Extracted data entries
START

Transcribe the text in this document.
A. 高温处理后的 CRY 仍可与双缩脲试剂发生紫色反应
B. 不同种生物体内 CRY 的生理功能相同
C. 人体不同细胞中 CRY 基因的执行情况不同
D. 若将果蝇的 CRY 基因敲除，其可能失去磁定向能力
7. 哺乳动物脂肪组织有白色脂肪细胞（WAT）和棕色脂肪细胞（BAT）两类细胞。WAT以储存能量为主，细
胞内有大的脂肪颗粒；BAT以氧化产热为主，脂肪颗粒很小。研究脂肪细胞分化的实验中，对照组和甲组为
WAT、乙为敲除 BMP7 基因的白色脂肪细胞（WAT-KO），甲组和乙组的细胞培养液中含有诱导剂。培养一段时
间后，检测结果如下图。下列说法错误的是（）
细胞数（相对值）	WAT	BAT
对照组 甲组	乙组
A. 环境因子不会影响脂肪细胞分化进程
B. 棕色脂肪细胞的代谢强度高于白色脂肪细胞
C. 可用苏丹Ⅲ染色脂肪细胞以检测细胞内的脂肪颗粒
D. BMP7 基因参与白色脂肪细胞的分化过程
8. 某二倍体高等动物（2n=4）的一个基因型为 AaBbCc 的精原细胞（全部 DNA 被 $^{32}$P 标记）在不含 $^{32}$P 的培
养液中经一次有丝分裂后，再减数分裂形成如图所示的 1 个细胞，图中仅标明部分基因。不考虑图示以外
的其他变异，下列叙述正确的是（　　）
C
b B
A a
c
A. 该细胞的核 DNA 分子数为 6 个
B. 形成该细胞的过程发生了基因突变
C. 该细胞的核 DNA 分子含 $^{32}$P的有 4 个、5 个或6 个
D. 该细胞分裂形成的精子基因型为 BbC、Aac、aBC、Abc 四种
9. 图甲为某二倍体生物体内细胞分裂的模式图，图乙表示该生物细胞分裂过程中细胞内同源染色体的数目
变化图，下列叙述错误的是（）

END

* _Task objective_: Output all of the data again. Match it exactly.

* _Output of the exercise_:
Transcribe the text in this document.
A. 高温处理后的 CRY 仍可与双缩脲试剂发生紫色反应
B. 不同种生物体内 CRY 的生理功能相同
C. 人体不同细胞中 CRY 基因的执行情况不同
D. 若将果蝇的 CRY 基因敲除，其可能失去磁定向能力
7. 哺乳动物脂肪组织有白色脂肪细胞（WAT）和棕色脂肪细胞（BAT）两类细胞。WAT以储存能量为主，细
胞内有大的脂肪颗粒；BAT以氧化产热为主，脂肪颗粒很小。研究脂肪细胞分化的实验中，对照组和甲组为
WAT、乙为敲除 BMP7 基因的白色脂肪细胞（WAT-KO），甲组和乙组的细胞培养液中含有诱导剂。培养一段时
间后，检测结果如下图。下列说法错误的是（）
细胞数（相对值）	WAT	BAT
对照组 甲组	乙组
A. 环境因子不会影响脂肪细胞分化进程
B. 棕色脂肪细胞的代谢强度高于白色脂肪细胞
C. 可用苏丹Ⅲ染色脂肪细胞以检测细胞内的脂肪颗粒
D. BMP7 基因参与白色脂肪细胞的分化过程
8. 某二倍体高等动物（2n=4）的一个基因型为 AaBbCc 的精原细胞（全部 DNA 被 $^{32}$P 标记）在不含 $^{32}$P 的培
养液中经一次有丝分裂后，再减数分裂形成如图所示的 1 个细胞，图中仅标明部分基因。不考虑图示以外
的其他变异，下列叙述正确的是（　　）
C
b B
A a
c
A. 该细胞的核 DNA 分子数为 6 个
B. 形成该细胞的过程发生了基因突变
C. 该细胞的核 DNA 分子含 $^{32}$P的有 4 个、5 个或6 个
D. 该细胞分裂形成的精子基因型为 BbC、Aac、aBC、Abc 四种
9. 图甲为某二倍体生物体内细胞分裂的模式图，图乙表示该生物细胞分裂过程中细胞内同源染色体的数目
变化图，下列叙述错误的是（）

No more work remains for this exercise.